Carry none of the pictures over; set down the material below exactly.
+++ Material provided
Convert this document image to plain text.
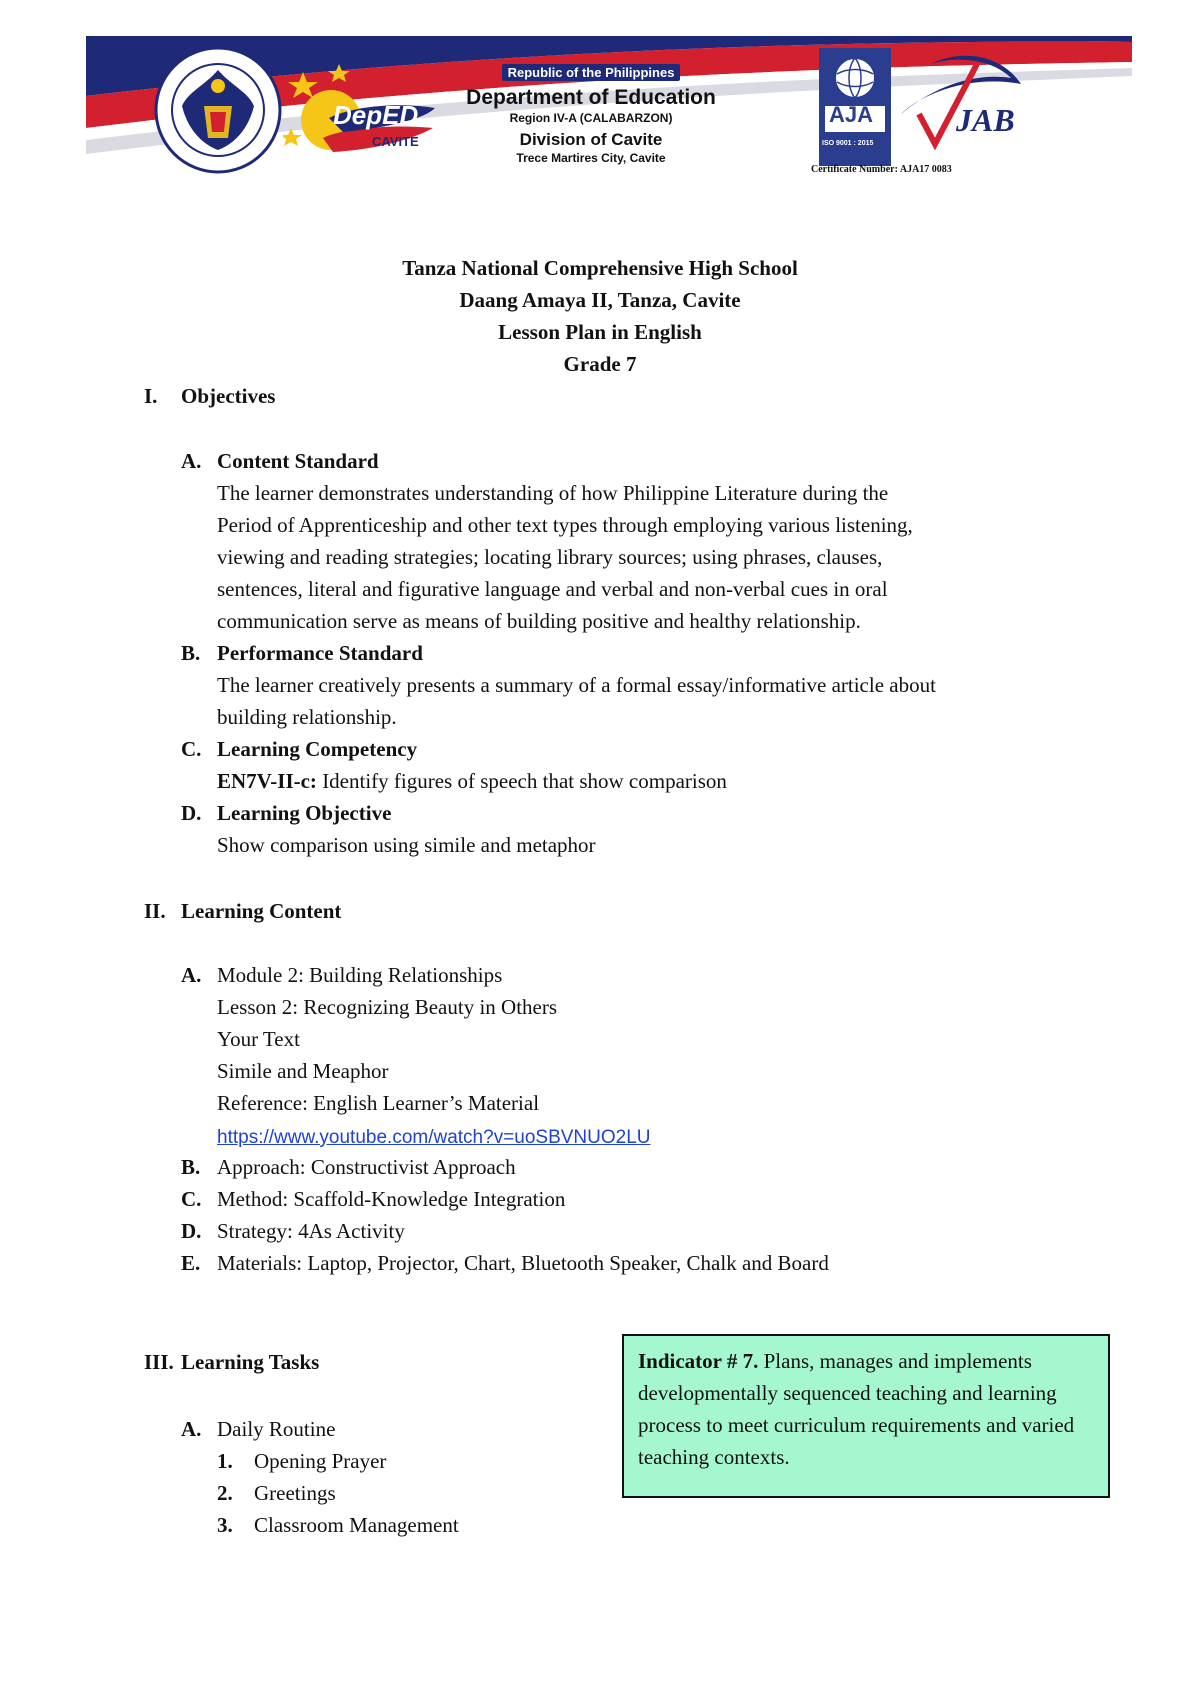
DepED
CAVITE
Republic of the Philippines
Department of Education
Region IV-A (CALABARZON)
Division of Cavite
Trece Martires City, Cavite
AJA
ISO 9001 : 2015
JAB
Certificate Number: AJA17 0083
Tanza National Comprehensive High School
Daang Amaya II, Tanza, Cavite
Lesson Plan in English
Grade 7
I. Objectives
A. Content Standard
The learner demonstrates understanding of how Philippine Literature during the
Period of Apprenticeship and other text types through employing various listening,
viewing and reading strategies; locating library sources; using phrases, clauses,
sentences, literal and figurative language and verbal and non-verbal cues in oral
communication serve as means of building positive and healthy relationship.
B. Performance Standard
The learner creatively presents a summary of a formal essay/informative article about
building relationship.
C. Learning Competency
EN7V-II-c: Identify figures of speech that show comparison
D. Learning Objective
Show comparison using simile and metaphor
II. Learning Content
A. Module 2: Building Relationships
Lesson 2: Recognizing Beauty in Others
Your Text
Simile and Meaphor
Reference: English Learner’s Material
https://www.youtube.com/watch?v=uoSBVNUO2LU
B. Approach: Constructivist Approach
C. Method: Scaffold-Knowledge Integration
D. Strategy: 4As Activity
E. Materials: Laptop, Projector, Chart, Bluetooth Speaker, Chalk and Board
III. Learning Tasks
A. Daily Routine
1. Opening Prayer
2. Greetings
3. Classroom Management
Indicator # 7. Plans, manages and implements developmentally sequenced teaching and learning process to meet curriculum requirements and varied teaching contexts.
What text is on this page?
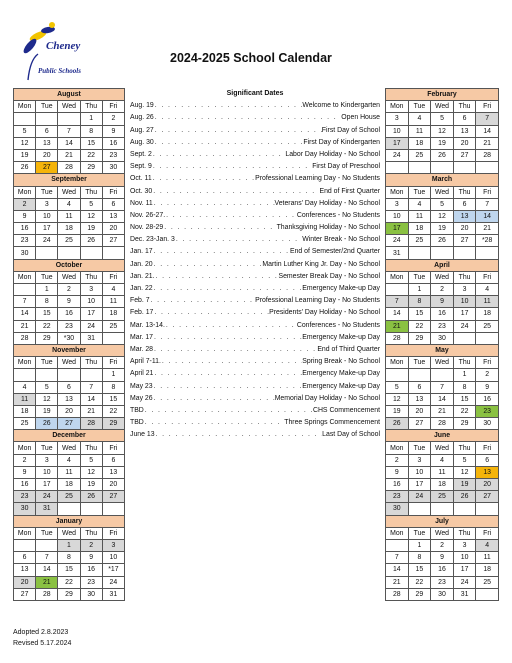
Cheney
Public Schools
2024-2025 School Calendar
August				
Mon	Tue	Wed	Thu	Fri
			1	2
5	6	7	8	9
12	13	14	15	16
19	20	21	22	23
26	27	28	29	30
September				
Mon	Tue	Wed	Thu	Fri
2	3	4	5	6
9	10	11	12	13
16	17	18	19	20
23	24	25	26	27
30				
October				
Mon	Tue	Wed	Thu	Fri
	1	2	3	4
7	8	9	10	11
14	15	16	17	18
21	22	23	24	25
28	29	*30	31	
November				
Mon	Tue	Wed	Thu	Fri
				1
4	5	6	7	8
11	12	13	14	15
18	19	20	21	22
25	26	27	28	29
December				
Mon	Tue	Wed	Thu	Fri
2	3	4	5	6
9	10	11	12	13
16	17	18	19	20
23	24	25	26	27
30	31			
January				
Mon	Tue	Wed	Thu	Fri
		1	2	3
6	7	8	9	10
13	14	15	16	*17
20	21	22	23	24
27	28	29	30	31
February				
Mon	Tue	Wed	Thu	Fri
3	4	5	6	7
10	11	12	13	14
17	18	19	20	21
24	25	26	27	28

March				
Mon	Tue	Wed	Thu	Fri
3	4	5	6	7
10	11	12	13	14
17	18	19	20	21
24	25	26	27	*28
31				
April				
Mon	Tue	Wed	Thu	Fri
	1	2	3	4
7	8	9	10	11
14	15	16	17	18
21	22	23	24	25
28	29	30		
May				
Mon	Tue	Wed	Thu	Fri
			1	2
5	6	7	8	9
12	13	14	15	16
19	20	21	22	23
26	27	28	29	30
June				
Mon	Tue	Wed	Thu	Fri
2	3	4	5	6
9	10	11	12	13
16	17	18	19	20
23	24	25	26	27
30				
July				
Mon	Tue	Wed	Thu	Fri
	1	2	3	4
7	8	9	10	11
14	15	16	17	18
21	22	23	24	25
28	29	30	31	
Significant Dates
Aug. 19 . . .	Welcome to Kindergarten
Aug. 26 . . .	Open House
Aug. 27 . . .	First Day of School
Aug. 30 . . .	First Day of Kindergarten
Sept. 2 . . .	Labor Day Holiday - No School
Sept. 9 . . .	First Day of Preschool
Oct. 11 . . .	Professional Learning Day - No Students
Oct. 30 . . .	End of First Quarter
Nov. 11 . . .	Veterans' Day Holiday - No School
Nov. 26-27. . . .	Conferences - No Students
Nov. 28-29 . . .	Thanksgiving Holiday - No School
Dec. 23-Jan. 3 . . .	Winter Break - No School
Jan. 17 . . .	End of Semester/2nd Quarter
Jan. 20 . . .	Martin Luther King Jr. Day - No School
Jan. 21. . . .	Semester Break Day - No School
Jan. 22 . . .	Emergency Make-up Day
Feb. 7 . . .	Professional Learning Day - No Students
Feb. 17 . . .	Presidents' Day Holiday - No School
Mar. 13-14. . . .	Conferences - No Students
Mar. 17 . . .	Emergency Make-up Day
Mar. 28 . . .	End of Third Quarter
April 7-11. . . .	Spring Break - No School
April 21 . . .	Emergency Make-up Day
May 23 . . .	Emergency Make-up Day
May 26 . . .	Memorial Day Holiday - No School
TBD . . .	CHS Commencement
TBD . . .	Three Springs Commencement
June 13 . . .	Last Day of School
Adopted 2.8.2023
Revised 5.17.2024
++++++
- Answer to this exercise:
Convert this document image to plain text.
DepED
CAVITE
Republic of the Philippines
Department of Education
Region IV-A (CALABARZON)
Division of Cavite
Trece Martires City, Cavite
AJA
ISO 9001 : 2015
JAB
Certificate Number: AJA17 0083
Tanza National Comprehensive High School
Daang Amaya II, Tanza, Cavite
Lesson Plan in English
Grade 7
I. Objectives
A. Content Standard
The learner demonstrates understanding of how Philippine Literature during the
Period of Apprenticeship and other text types through employing various listening,
viewing and reading strategies; locating library sources; using phrases, clauses,
sentences, literal and figurative language and verbal and non-verbal cues in oral
communication serve as means of building positive and healthy relationship.
B. Performance Standard
The learner creatively presents a summary of a formal essay/informative article about
building relationship.
C. Learning Competency
EN7V-II-c: Identify figures of speech that show comparison
D. Learning Objective
Show comparison using simile and metaphor
II. Learning Content
A. Module 2: Building Relationships
Lesson 2: Recognizing Beauty in Others
Your Text
Simile and Meaphor
Reference: English Learner’s Material
https://www.youtube.com/watch?v=uoSBVNUO2LU
B. Approach: Constructivist Approach
C. Method: Scaffold-Knowledge Integration
D. Strategy: 4As Activity
E. Materials: Laptop, Projector, Chart, Bluetooth Speaker, Chalk and Board
III. Learning Tasks
A. Daily Routine
1. Opening Prayer
2. Greetings
3. Classroom Management
Indicator # 7. Plans, manages and implements developmentally sequenced teaching and learning process to meet curriculum requirements and varied teaching contexts.
What text is on this page?
Cheney
Public Schools
2024-2025 School Calendar
August				
Mon	Tue	Wed	Thu	Fri
			1	2
5	6	7	8	9
12	13	14	15	16
19	20	21	22	23
26	27	28	29	30
September				
Mon	Tue	Wed	Thu	Fri
2	3	4	5	6
9	10	11	12	13
16	17	18	19	20
23	24	25	26	27
30				
October				
Mon	Tue	Wed	Thu	Fri
	1	2	3	4
7	8	9	10	11
14	15	16	17	18
21	22	23	24	25
28	29	*30	31	
November				
Mon	Tue	Wed	Thu	Fri
				1
4	5	6	7	8
11	12	13	14	15
18	19	20	21	22
25	26	27	28	29
December				
Mon	Tue	Wed	Thu	Fri
2	3	4	5	6
9	10	11	12	13
16	17	18	19	20
23	24	25	26	27
30	31			
January				
Mon	Tue	Wed	Thu	Fri
		1	2	3
6	7	8	9	10
13	14	15	16	*17
20	21	22	23	24
27	28	29	30	31
February				
Mon	Tue	Wed	Thu	Fri
3	4	5	6	7
10	11	12	13	14
17	18	19	20	21
24	25	26	27	28

March				
Mon	Tue	Wed	Thu	Fri
3	4	5	6	7
10	11	12	13	14
17	18	19	20	21
24	25	26	27	*28
31				
April				
Mon	Tue	Wed	Thu	Fri
	1	2	3	4
7	8	9	10	11
14	15	16	17	18
21	22	23	24	25
28	29	30		
May				
Mon	Tue	Wed	Thu	Fri
			1	2
5	6	7	8	9
12	13	14	15	16
19	20	21	22	23
26	27	28	29	30
June				
Mon	Tue	Wed	Thu	Fri
2	3	4	5	6
9	10	11	12	13
16	17	18	19	20
23	24	25	26	27
30				
July				
Mon	Tue	Wed	Thu	Fri
	1	2	3	4
7	8	9	10	11
14	15	16	17	18
21	22	23	24	25
28	29	30	31	
Significant Dates
Aug. 19 . . .	Welcome to Kindergarten
Aug. 26 . . .	Open House
Aug. 27 . . .	First Day of School
Aug. 30 . . .	First Day of Kindergarten
Sept. 2 . . .	Labor Day Holiday - No School
Sept. 9 . . .	First Day of Preschool
Oct. 11 . . .	Professional Learning Day - No Students
Oct. 30 . . .	End of First Quarter
Nov. 11 . . .	Veterans' Day Holiday - No School
Nov. 26-27. . . .	Conferences - No Students
Nov. 28-29 . . .	Thanksgiving Holiday - No School
Dec. 23-Jan. 3 . . .	Winter Break - No School
Jan. 17 . . .	End of Semester/2nd Quarter
Jan. 20 . . .	Martin Luther King Jr. Day - No School
Jan. 21. . . .	Semester Break Day - No School
Jan. 22 . . .	Emergency Make-up Day
Feb. 7 . . .	Professional Learning Day - No Students
Feb. 17 . . .	Presidents' Day Holiday - No School
Mar. 13-14. . . .	Conferences - No Students
Mar. 17 . . .	Emergency Make-up Day
Mar. 28 . . .	End of Third Quarter
April 7-11. . . .	Spring Break - No School
April 21 . . .	Emergency Make-up Day
May 23 . . .	Emergency Make-up Day
May 26 . . .	Memorial Day Holiday - No School
TBD . . .	CHS Commencement
TBD . . .	Three Springs Commencement
June 13 . . .	Last Day of School
Adopted 2.8.2023
Revised 5.17.2024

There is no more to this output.